- **Direction**
Output every line exactly as written. Leave out pictures.
-- START OF Raw data --
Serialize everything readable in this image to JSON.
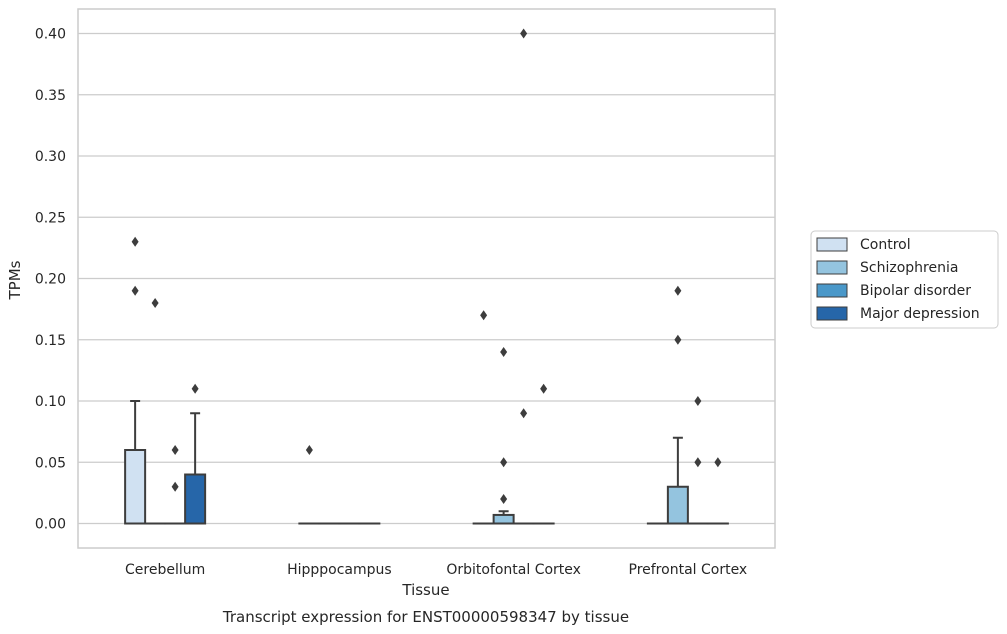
{
  "chart_data": {
    "type": "box",
    "title": "",
    "caption": "Transcript expression for ENST00000598347 by tissue",
    "xlabel": "Tissue",
    "ylabel": "TPMs",
    "ylim": [
      -0.02,
      0.42
    ],
    "yticks": [
      0.0,
      0.05,
      0.1,
      0.15,
      0.2,
      0.25,
      0.3,
      0.35,
      0.4
    ],
    "ytick_labels": [
      "0.00",
      "0.05",
      "0.10",
      "0.15",
      "0.20",
      "0.25",
      "0.30",
      "0.35",
      "0.40"
    ],
    "grid": "horizontal",
    "legend_position": "right",
    "categories": [
      "Cerebellum",
      "Hipppocampus",
      "Orbitofontal Cortex",
      "Prefrontal Cortex"
    ],
    "series": [
      {
        "name": "Control",
        "color": "#d0e1f2",
        "boxes": [
          {
            "q1": 0.0,
            "median": 0.0,
            "q3": 0.06,
            "whislo": 0.0,
            "whishi": 0.1,
            "fliers": [
              0.23,
              0.19
            ]
          },
          {
            "q1": 0.0,
            "median": 0.0,
            "q3": 0.0,
            "whislo": 0.0,
            "whishi": 0.0,
            "fliers": [
              0.06
            ]
          },
          {
            "q1": 0.0,
            "median": 0.0,
            "q3": 0.0,
            "whislo": 0.0,
            "whishi": 0.0,
            "fliers": [
              0.17
            ]
          },
          {
            "q1": 0.0,
            "median": 0.0,
            "q3": 0.0,
            "whislo": 0.0,
            "whishi": 0.0,
            "fliers": []
          }
        ]
      },
      {
        "name": "Schizophrenia",
        "color": "#94c4df",
        "boxes": [
          {
            "q1": 0.0,
            "median": 0.0,
            "q3": 0.0,
            "whislo": 0.0,
            "whishi": 0.0,
            "fliers": [
              0.18
            ]
          },
          {
            "q1": 0.0,
            "median": 0.0,
            "q3": 0.0,
            "whislo": 0.0,
            "whishi": 0.0,
            "fliers": []
          },
          {
            "q1": 0.0,
            "median": 0.0,
            "q3": 0.007,
            "whislo": 0.0,
            "whishi": 0.01,
            "fliers": [
              0.14,
              0.05,
              0.02
            ]
          },
          {
            "q1": 0.0,
            "median": 0.0,
            "q3": 0.03,
            "whislo": 0.0,
            "whishi": 0.07,
            "fliers": [
              0.19,
              0.15
            ]
          }
        ]
      },
      {
        "name": "Bipolar disorder",
        "color": "#4a98c9",
        "boxes": [
          {
            "q1": 0.0,
            "median": 0.0,
            "q3": 0.0,
            "whislo": 0.0,
            "whishi": 0.0,
            "fliers": [
              0.06,
              0.03
            ]
          },
          {
            "q1": 0.0,
            "median": 0.0,
            "q3": 0.0,
            "whislo": 0.0,
            "whishi": 0.0,
            "fliers": []
          },
          {
            "q1": 0.0,
            "median": 0.0,
            "q3": 0.0,
            "whislo": 0.0,
            "whishi": 0.0,
            "fliers": [
              0.4,
              0.09
            ]
          },
          {
            "q1": 0.0,
            "median": 0.0,
            "q3": 0.0,
            "whislo": 0.0,
            "whishi": 0.0,
            "fliers": [
              0.1,
              0.05
            ]
          }
        ]
      },
      {
        "name": "Major depression",
        "color": "#2666a9",
        "boxes": [
          {
            "q1": 0.0,
            "median": 0.0,
            "q3": 0.04,
            "whislo": 0.0,
            "whishi": 0.09,
            "fliers": [
              0.11
            ]
          },
          {
            "q1": 0.0,
            "median": 0.0,
            "q3": 0.0,
            "whislo": 0.0,
            "whishi": 0.0,
            "fliers": []
          },
          {
            "q1": 0.0,
            "median": 0.0,
            "q3": 0.0,
            "whislo": 0.0,
            "whishi": 0.0,
            "fliers": [
              0.11
            ]
          },
          {
            "q1": 0.0,
            "median": 0.0,
            "q3": 0.0,
            "whislo": 0.0,
            "whishi": 0.0,
            "fliers": [
              0.05
            ]
          }
        ]
      }
    ]
  }
}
-- END OF Raw data --
- **Result for this task**
Serialize everything readable in this image to JSON.
{
  "chart_data": {
    "type": "box",
    "title": "",
    "caption": "Transcript expression for ENST00000598347 by tissue",
    "xlabel": "Tissue",
    "ylabel": "TPMs",
    "ylim": [
      -0.02,
      0.42
    ],
    "yticks": [
      0.0,
      0.05,
      0.1,
      0.15,
      0.2,
      0.25,
      0.3,
      0.35,
      0.4
    ],
    "ytick_labels": [
      "0.00",
      "0.05",
      "0.10",
      "0.15",
      "0.20",
      "0.25",
      "0.30",
      "0.35",
      "0.40"
    ],
    "grid": "horizontal",
    "legend_position": "right",
    "categories": [
      "Cerebellum",
      "Hipppocampus",
      "Orbitofontal Cortex",
      "Prefrontal Cortex"
    ],
    "series": [
      {
        "name": "Control",
        "color": "#d0e1f2",
        "boxes": [
          {
            "q1": 0.0,
            "median": 0.0,
            "q3": 0.06,
            "whislo": 0.0,
            "whishi": 0.1,
            "fliers": [
              0.23,
              0.19
            ]
          },
          {
            "q1": 0.0,
            "median": 0.0,
            "q3": 0.0,
            "whislo": 0.0,
            "whishi": 0.0,
            "fliers": [
              0.06
            ]
          },
          {
            "q1": 0.0,
            "median": 0.0,
            "q3": 0.0,
            "whislo": 0.0,
            "whishi": 0.0,
            "fliers": [
              0.17
            ]
          },
          {
            "q1": 0.0,
            "median": 0.0,
            "q3": 0.0,
            "whislo": 0.0,
            "whishi": 0.0,
            "fliers": []
          }
        ]
      },
      {
        "name": "Schizophrenia",
        "color": "#94c4df",
        "boxes": [
          {
            "q1": 0.0,
            "median": 0.0,
            "q3": 0.0,
            "whislo": 0.0,
            "whishi": 0.0,
            "fliers": [
              0.18
            ]
          },
          {
            "q1": 0.0,
            "median": 0.0,
            "q3": 0.0,
            "whislo": 0.0,
            "whishi": 0.0,
            "fliers": []
          },
          {
            "q1": 0.0,
            "median": 0.0,
            "q3": 0.007,
            "whislo": 0.0,
            "whishi": 0.01,
            "fliers": [
              0.14,
              0.05,
              0.02
            ]
          },
          {
            "q1": 0.0,
            "median": 0.0,
            "q3": 0.03,
            "whislo": 0.0,
            "whishi": 0.07,
            "fliers": [
              0.19,
              0.15
            ]
          }
        ]
      },
      {
        "name": "Bipolar disorder",
        "color": "#4a98c9",
        "boxes": [
          {
            "q1": 0.0,
            "median": 0.0,
            "q3": 0.0,
            "whislo": 0.0,
            "whishi": 0.0,
            "fliers": [
              0.06,
              0.03
            ]
          },
          {
            "q1": 0.0,
            "median": 0.0,
            "q3": 0.0,
            "whislo": 0.0,
            "whishi": 0.0,
            "fliers": []
          },
          {
            "q1": 0.0,
            "median": 0.0,
            "q3": 0.0,
            "whislo": 0.0,
            "whishi": 0.0,
            "fliers": [
              0.4,
              0.09
            ]
          },
          {
            "q1": 0.0,
            "median": 0.0,
            "q3": 0.0,
            "whislo": 0.0,
            "whishi": 0.0,
            "fliers": [
              0.1,
              0.05
            ]
          }
        ]
      },
      {
        "name": "Major depression",
        "color": "#2666a9",
        "boxes": [
          {
            "q1": 0.0,
            "median": 0.0,
            "q3": 0.04,
            "whislo": 0.0,
            "whishi": 0.09,
            "fliers": [
              0.11
            ]
          },
          {
            "q1": 0.0,
            "median": 0.0,
            "q3": 0.0,
            "whislo": 0.0,
            "whishi": 0.0,
            "fliers": []
          },
          {
            "q1": 0.0,
            "median": 0.0,
            "q3": 0.0,
            "whislo": 0.0,
            "whishi": 0.0,
            "fliers": [
              0.11
            ]
          },
          {
            "q1": 0.0,
            "median": 0.0,
            "q3": 0.0,
            "whislo": 0.0,
            "whishi": 0.0,
            "fliers": [
              0.05
            ]
          }
        ]
      }
    ]
  }
}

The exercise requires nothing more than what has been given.